Tarefa curta 1 =
Indique todos os anos, escritos em algarismos, que aparecem no texto sobre a Herdade do Mouchão.
Tarefa curta 2 =
Prossiga o texto sobre a Herdade do Mouchão a partir da última frase apresentada.

Texto extraído =
----

Ouvir falar em Mouchão é lembrar no imediato de grandes vinhos que têm vindo a deliciar gerações de apreciadores, o seu nome teve a capacidade de se afirmar com o passar dos anos num dos ícones indiscutíveis do Alentejo, um vinho que faz parte do desejo de qualquer enófilo e é sem dúvida alguma um dos grandes produtores a nível nacional. A sua história começa por volta do ano de 1825, quando o inglês Thomas Reynolds se instala no Porto como negociante de Vinho do Porto, três gerações passaram e o seu neto, John, envolveu-se no negócio da cortiça e comprou um número razoável de propriedades no Alentejo. A Herdade do Mouchão foi uma dessas herdades, com 900 hectares em que 70% são ocupados por montado de sobro. Do negócio da cortiça cedo se expandiu para o vinho, plantou-se vinha (onde viria a surgir a Alicante Bouschet em Portugal) com a respectiva adega a ser construída entre os anos de 1901 e 1904. Com o passar dos anos a produção de vinhos foi sendo aperfeiçoada e seria na década de 50 que a marca Mouchão iria surgir no mercado pela primeira vez (1954), mantendo-se na mesma a produção de vinho a granel. Naquela altura a área de vinha já tinha sido aumentada, as vinhas de Alicante Bouschet trazidas de França seriam responsáveis por alguns vinhos míticos, tinha nascido no Alentejo um dos grandes produtores de vinho. Após o 25 Abril de 1974 a Herdade foi expropriada e tomada pela "Cooprativa 25 de Abril" da Casa Branca, apesar dos seus proprietários nunca terem abandonado a sua casa, a Herdade e a Adega apenas seriam devolvidos em 1985 num estado degradado e com grande parte das vinhas a terem deixado de produzir com outra tanta parte arrancada e substituída por outras variedades de maior rentabilidade, a grande maioria dos stocks dos melhores e mais antigos vinhos tinha sido vendida ao desbarato. Naquela altura foi necessário começar do zero, a vinha velha teve de ser arrancada, replantada e reformulada. Nos dias que correm, um século depois da sua fundação, a Herdade do Mouchão continua em plena forma e na posse da família Reynolds.

----

Registos fornecidos =
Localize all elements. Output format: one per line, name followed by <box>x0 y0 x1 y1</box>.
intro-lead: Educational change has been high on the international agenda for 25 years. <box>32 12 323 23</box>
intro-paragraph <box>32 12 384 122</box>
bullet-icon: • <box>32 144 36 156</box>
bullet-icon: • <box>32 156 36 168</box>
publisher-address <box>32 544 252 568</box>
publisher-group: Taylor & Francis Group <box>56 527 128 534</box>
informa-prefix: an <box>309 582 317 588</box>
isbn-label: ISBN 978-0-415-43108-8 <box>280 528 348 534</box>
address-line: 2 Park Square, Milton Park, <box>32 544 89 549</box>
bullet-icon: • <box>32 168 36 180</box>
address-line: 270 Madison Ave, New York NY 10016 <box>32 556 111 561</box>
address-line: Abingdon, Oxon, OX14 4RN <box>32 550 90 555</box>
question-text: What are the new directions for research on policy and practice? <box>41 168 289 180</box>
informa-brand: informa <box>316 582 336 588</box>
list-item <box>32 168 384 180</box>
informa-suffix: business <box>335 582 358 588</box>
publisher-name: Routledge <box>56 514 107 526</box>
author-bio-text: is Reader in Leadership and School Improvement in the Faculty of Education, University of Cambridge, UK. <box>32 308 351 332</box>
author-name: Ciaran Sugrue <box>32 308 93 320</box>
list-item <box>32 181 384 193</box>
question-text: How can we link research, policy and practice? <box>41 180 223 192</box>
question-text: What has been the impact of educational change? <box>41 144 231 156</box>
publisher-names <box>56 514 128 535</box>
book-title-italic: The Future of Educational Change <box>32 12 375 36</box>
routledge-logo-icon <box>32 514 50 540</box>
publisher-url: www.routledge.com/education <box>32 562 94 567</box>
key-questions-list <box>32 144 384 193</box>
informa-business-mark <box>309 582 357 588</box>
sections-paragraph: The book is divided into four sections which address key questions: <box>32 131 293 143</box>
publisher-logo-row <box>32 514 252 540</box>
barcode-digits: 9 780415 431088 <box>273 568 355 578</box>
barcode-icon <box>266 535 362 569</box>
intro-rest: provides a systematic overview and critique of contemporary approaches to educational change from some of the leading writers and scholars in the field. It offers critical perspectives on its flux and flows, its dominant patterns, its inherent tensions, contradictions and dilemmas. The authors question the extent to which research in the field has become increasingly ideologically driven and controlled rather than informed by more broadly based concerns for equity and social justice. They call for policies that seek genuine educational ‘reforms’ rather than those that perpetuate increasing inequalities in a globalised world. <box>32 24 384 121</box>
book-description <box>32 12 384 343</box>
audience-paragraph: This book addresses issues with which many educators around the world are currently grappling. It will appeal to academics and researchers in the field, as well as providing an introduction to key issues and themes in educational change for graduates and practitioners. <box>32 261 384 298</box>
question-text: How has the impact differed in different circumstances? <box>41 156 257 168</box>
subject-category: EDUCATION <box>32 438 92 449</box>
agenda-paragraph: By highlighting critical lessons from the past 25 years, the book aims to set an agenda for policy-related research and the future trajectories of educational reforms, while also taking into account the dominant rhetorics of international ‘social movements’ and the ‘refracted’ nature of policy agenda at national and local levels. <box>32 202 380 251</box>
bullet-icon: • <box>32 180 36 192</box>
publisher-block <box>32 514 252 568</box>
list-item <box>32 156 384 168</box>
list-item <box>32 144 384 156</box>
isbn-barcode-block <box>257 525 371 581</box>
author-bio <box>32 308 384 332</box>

----

Resposta 1 =
1825, 1901, 1904, 1954, 1974, 1985

Resposta 2 =
Vinha Adega Vinificação
A vinha nos seus 38 hectares totais é composta por várias parcelas espalhadas pela Herdade, as vinhas da Dourada, das Canas, a Vinha Nova das Canas, da Barragem, a Vinha do Mouchão Velho e a mais especial de todas a Vinha dos Carapetos onde mora a parcela mais antiga de Alicante Bouschet. Nas restantes parcelas os encepamentos variam entre Trincadeira, Aragonez, Touriga Nacional, Touriga Franca, Castelão e Syrah, nos brancos o Antão Vaz, Arinto e Perrum. No Mouchão a tradição fala mais alto, ainda bem para os consumidores, os vinhos mantém um cunho muito próprio fruto de um apurado terroir e de cepas de Alicante Bouschet muito velhas. Adega singela e cheia de carisma onde tudo parece imaculado com os seus imponentes e velhos toneis de madeira ( Mogno, Castanho, Carvalho e Macacaúba) e algumas pipas mais velhas a recordar que o tempo é inquilino daquela casa vai para mais de 100 anos, ali mesmo onde a família de adegueiros se mantém há três gerações, guiados por Iain Reynolds Richardson o actual proprietário, num garante de que o saber fazer se vai mantendo ao longo dos anos e não se vira costas aos saberes do antigamente. A uva é escolhida e vindimada manualmente, transportada para a adega onde é esmagada e fermentada com os engaços nos nove lagares de pedra ali existentes. A pisa a pé é efectuada para todos os vinhos tintos do produtor, caso raro por terras do Alentejo, depois de fermentado o vinho é transfegado para os tonéis que variam entre os 2.500 e 5000 litros de capacidade, onde efectua a maloláctica e onde estagia por períodos que variam entre os 4 e os 7 anos. Parte dos vinhos estagia também em barricas de carvalho francês de 225 litros. Em jeito de curiosidade no pico do Verão quando as temperaturas são mais elevadas, o adegueiro por volta das 6 da madrugada abre todas as janelas da adega com o objectivo de refrescar o local, sendo que por volta das 9 horas todas as janelas voltam a ser fechadas de forma a preservar ao máximo a temperatura interior. A enologia está a cargo do Enólogo Paulo Laureano.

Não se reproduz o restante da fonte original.